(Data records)
— start —

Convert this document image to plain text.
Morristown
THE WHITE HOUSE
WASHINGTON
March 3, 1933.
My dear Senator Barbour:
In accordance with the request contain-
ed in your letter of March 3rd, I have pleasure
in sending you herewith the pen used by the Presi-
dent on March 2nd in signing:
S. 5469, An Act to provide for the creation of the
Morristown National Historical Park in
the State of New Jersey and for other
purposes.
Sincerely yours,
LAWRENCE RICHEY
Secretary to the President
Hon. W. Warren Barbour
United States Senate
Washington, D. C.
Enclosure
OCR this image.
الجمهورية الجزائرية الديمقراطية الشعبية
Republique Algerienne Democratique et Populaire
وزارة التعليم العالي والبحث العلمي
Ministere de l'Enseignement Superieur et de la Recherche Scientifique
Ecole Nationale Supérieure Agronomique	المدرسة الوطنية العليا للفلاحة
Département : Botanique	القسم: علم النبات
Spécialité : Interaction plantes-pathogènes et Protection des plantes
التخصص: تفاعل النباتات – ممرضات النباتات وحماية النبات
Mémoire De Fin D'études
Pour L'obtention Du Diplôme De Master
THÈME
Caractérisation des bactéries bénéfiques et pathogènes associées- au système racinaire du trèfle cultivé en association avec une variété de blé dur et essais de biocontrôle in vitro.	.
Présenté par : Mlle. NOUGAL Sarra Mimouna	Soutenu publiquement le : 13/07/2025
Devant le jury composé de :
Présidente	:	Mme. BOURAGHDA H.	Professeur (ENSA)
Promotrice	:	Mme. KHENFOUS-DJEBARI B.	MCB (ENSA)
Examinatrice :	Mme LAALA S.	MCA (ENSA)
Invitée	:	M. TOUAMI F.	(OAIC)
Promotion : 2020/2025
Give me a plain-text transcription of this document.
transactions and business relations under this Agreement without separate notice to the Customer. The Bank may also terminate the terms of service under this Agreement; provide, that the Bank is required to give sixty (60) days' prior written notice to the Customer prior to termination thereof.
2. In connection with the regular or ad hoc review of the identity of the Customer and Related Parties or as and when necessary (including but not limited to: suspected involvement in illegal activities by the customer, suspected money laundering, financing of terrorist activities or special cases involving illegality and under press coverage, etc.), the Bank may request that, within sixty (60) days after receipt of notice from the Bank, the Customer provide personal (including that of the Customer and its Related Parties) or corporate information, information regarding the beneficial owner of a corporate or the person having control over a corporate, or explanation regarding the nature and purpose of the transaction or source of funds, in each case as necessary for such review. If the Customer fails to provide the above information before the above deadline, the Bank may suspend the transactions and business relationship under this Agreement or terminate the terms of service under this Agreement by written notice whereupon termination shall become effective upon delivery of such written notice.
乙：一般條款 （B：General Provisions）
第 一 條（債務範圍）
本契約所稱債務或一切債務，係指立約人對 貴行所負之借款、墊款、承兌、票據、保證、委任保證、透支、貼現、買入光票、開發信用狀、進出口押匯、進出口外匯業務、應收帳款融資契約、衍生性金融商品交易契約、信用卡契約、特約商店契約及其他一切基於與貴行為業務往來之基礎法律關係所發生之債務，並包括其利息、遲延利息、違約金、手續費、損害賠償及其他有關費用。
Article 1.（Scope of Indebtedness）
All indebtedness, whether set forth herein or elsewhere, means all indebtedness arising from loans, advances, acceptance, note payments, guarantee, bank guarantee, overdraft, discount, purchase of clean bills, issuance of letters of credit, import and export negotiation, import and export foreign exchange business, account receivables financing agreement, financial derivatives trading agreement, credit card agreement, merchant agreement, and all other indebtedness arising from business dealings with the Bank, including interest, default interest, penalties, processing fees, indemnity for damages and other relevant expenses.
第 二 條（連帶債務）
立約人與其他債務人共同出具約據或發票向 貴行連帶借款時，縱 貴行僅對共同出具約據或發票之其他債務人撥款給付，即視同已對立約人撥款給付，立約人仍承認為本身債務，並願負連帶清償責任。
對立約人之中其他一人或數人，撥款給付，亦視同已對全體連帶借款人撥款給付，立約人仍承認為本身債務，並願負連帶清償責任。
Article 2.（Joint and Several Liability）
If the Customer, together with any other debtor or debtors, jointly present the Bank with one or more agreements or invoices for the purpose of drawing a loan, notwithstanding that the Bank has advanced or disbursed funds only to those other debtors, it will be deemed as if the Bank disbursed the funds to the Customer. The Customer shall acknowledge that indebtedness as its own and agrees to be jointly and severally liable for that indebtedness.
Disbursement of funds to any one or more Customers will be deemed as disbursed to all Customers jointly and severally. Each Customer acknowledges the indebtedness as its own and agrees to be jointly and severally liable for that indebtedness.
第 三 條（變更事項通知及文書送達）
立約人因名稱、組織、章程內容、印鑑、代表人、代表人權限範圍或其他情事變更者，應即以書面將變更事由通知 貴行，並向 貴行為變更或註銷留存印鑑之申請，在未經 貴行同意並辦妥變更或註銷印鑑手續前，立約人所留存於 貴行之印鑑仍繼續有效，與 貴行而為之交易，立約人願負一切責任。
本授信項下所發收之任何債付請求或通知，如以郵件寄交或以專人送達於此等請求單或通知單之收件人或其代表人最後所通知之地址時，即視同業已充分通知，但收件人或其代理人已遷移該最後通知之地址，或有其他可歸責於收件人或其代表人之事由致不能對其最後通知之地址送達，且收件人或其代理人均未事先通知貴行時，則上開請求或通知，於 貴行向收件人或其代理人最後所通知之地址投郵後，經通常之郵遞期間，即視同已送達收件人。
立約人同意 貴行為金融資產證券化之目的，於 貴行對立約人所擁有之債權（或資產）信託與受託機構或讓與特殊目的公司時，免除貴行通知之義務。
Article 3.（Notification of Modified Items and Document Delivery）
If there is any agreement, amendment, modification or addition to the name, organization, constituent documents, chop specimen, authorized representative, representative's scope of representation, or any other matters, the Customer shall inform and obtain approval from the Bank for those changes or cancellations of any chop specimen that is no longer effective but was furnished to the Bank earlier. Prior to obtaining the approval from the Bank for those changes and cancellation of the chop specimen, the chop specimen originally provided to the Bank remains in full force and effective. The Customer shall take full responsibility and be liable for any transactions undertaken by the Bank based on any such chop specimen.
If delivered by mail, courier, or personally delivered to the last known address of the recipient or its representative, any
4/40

— end —

Job: All of the records must be repeated exactly.

Solution below:
Convert this document image to plain text.
Morristown
THE WHITE HOUSE
WASHINGTON
March 3, 1933.
My dear Senator Barbour:
In accordance with the request contain-
ed in your letter of March 3rd, I have pleasure
in sending you herewith the pen used by the Presi-
dent on March 2nd in signing:
S. 5469, An Act to provide for the creation of the
Morristown National Historical Park in
the State of New Jersey and for other
purposes.
Sincerely yours,
LAWRENCE RICHEY
Secretary to the President
Hon. W. Warren Barbour
United States Senate
Washington, D. C.
Enclosure
OCR this image.
الجمهورية الجزائرية الديمقراطية الشعبية
Republique Algerienne Democratique et Populaire
وزارة التعليم العالي والبحث العلمي
Ministere de l'Enseignement Superieur et de la Recherche Scientifique
Ecole Nationale Supérieure Agronomique	المدرسة الوطنية العليا للفلاحة
Département : Botanique	القسم: علم النبات
Spécialité : Interaction plantes-pathogènes et Protection des plantes
التخصص: تفاعل النباتات – ممرضات النباتات وحماية النبات
Mémoire De Fin D'études
Pour L'obtention Du Diplôme De Master
THÈME
Caractérisation des bactéries bénéfiques et pathogènes associées- au système racinaire du trèfle cultivé en association avec une variété de blé dur et essais de biocontrôle in vitro.	.
Présenté par : Mlle. NOUGAL Sarra Mimouna	Soutenu publiquement le : 13/07/2025
Devant le jury composé de :
Présidente	:	Mme. BOURAGHDA H.	Professeur (ENSA)
Promotrice	:	Mme. KHENFOUS-DJEBARI B.	MCB (ENSA)
Examinatrice :	Mme LAALA S.	MCA (ENSA)
Invitée	:	M. TOUAMI F.	(OAIC)
Promotion : 2020/2025
Give me a plain-text transcription of this document.
transactions and business relations under this Agreement without separate notice to the Customer. The Bank may also terminate the terms of service under this Agreement; provide, that the Bank is required to give sixty (60) days' prior written notice to the Customer prior to termination thereof.
2. In connection with the regular or ad hoc review of the identity of the Customer and Related Parties or as and when necessary (including but not limited to: suspected involvement in illegal activities by the customer, suspected money laundering, financing of terrorist activities or special cases involving illegality and under press coverage, etc.), the Bank may request that, within sixty (60) days after receipt of notice from the Bank, the Customer provide personal (including that of the Customer and its Related Parties) or corporate information, information regarding the beneficial owner of a corporate or the person having control over a corporate, or explanation regarding the nature and purpose of the transaction or source of funds, in each case as necessary for such review. If the Customer fails to provide the above information before the above deadline, the Bank may suspend the transactions and business relationship under this Agreement or terminate the terms of service under this Agreement by written notice whereupon termination shall become effective upon delivery of such written notice.
乙：一般條款 （B：General Provisions）
第 一 條（債務範圍）
本契約所稱債務或一切債務，係指立約人對 貴行所負之借款、墊款、承兌、票據、保證、委任保證、透支、貼現、買入光票、開發信用狀、進出口押匯、進出口外匯業務、應收帳款融資契約、衍生性金融商品交易契約、信用卡契約、特約商店契約及其他一切基於與貴行為業務往來之基礎法律關係所發生之債務，並包括其利息、遲延利息、違約金、手續費、損害賠償及其他有關費用。
Article 1.（Scope of Indebtedness）
All indebtedness, whether set forth herein or elsewhere, means all indebtedness arising from loans, advances, acceptance, note payments, guarantee, bank guarantee, overdraft, discount, purchase of clean bills, issuance of letters of credit, import and export negotiation, import and export foreign exchange business, account receivables financing agreement, financial derivatives trading agreement, credit card agreement, merchant agreement, and all other indebtedness arising from business dealings with the Bank, including interest, default interest, penalties, processing fees, indemnity for damages and other relevant expenses.
第 二 條（連帶債務）
立約人與其他債務人共同出具約據或發票向 貴行連帶借款時，縱 貴行僅對共同出具約據或發票之其他債務人撥款給付，即視同已對立約人撥款給付，立約人仍承認為本身債務，並願負連帶清償責任。
對立約人之中其他一人或數人，撥款給付，亦視同已對全體連帶借款人撥款給付，立約人仍承認為本身債務，並願負連帶清償責任。
Article 2.（Joint and Several Liability）
If the Customer, together with any other debtor or debtors, jointly present the Bank with one or more agreements or invoices for the purpose of drawing a loan, notwithstanding that the Bank has advanced or disbursed funds only to those other debtors, it will be deemed as if the Bank disbursed the funds to the Customer. The Customer shall acknowledge that indebtedness as its own and agrees to be jointly and severally liable for that indebtedness.
Disbursement of funds to any one or more Customers will be deemed as disbursed to all Customers jointly and severally. Each Customer acknowledges the indebtedness as its own and agrees to be jointly and severally liable for that indebtedness.
第 三 條（變更事項通知及文書送達）
立約人因名稱、組織、章程內容、印鑑、代表人、代表人權限範圍或其他情事變更者，應即以書面將變更事由通知 貴行，並向 貴行為變更或註銷留存印鑑之申請，在未經 貴行同意並辦妥變更或註銷印鑑手續前，立約人所留存於 貴行之印鑑仍繼續有效，與 貴行而為之交易，立約人願負一切責任。
本授信項下所發收之任何債付請求或通知，如以郵件寄交或以專人送達於此等請求單或通知單之收件人或其代表人最後所通知之地址時，即視同業已充分通知，但收件人或其代理人已遷移該最後通知之地址，或有其他可歸責於收件人或其代表人之事由致不能對其最後通知之地址送達，且收件人或其代理人均未事先通知貴行時，則上開請求或通知，於 貴行向收件人或其代理人最後所通知之地址投郵後，經通常之郵遞期間，即視同已送達收件人。
立約人同意 貴行為金融資產證券化之目的，於 貴行對立約人所擁有之債權（或資產）信託與受託機構或讓與特殊目的公司時，免除貴行通知之義務。
Article 3.（Notification of Modified Items and Document Delivery）
If there is any agreement, amendment, modification or addition to the name, organization, constituent documents, chop specimen, authorized representative, representative's scope of representation, or any other matters, the Customer shall inform and obtain approval from the Bank for those changes or cancellations of any chop specimen that is no longer effective but was furnished to the Bank earlier. Prior to obtaining the approval from the Bank for those changes and cancellation of the chop specimen, the chop specimen originally provided to the Bank remains in full force and effective. The Customer shall take full responsibility and be liable for any transactions undertaken by the Bank based on any such chop specimen.
If delivered by mail, courier, or personally delivered to the last known address of the recipient or its representative, any
4/40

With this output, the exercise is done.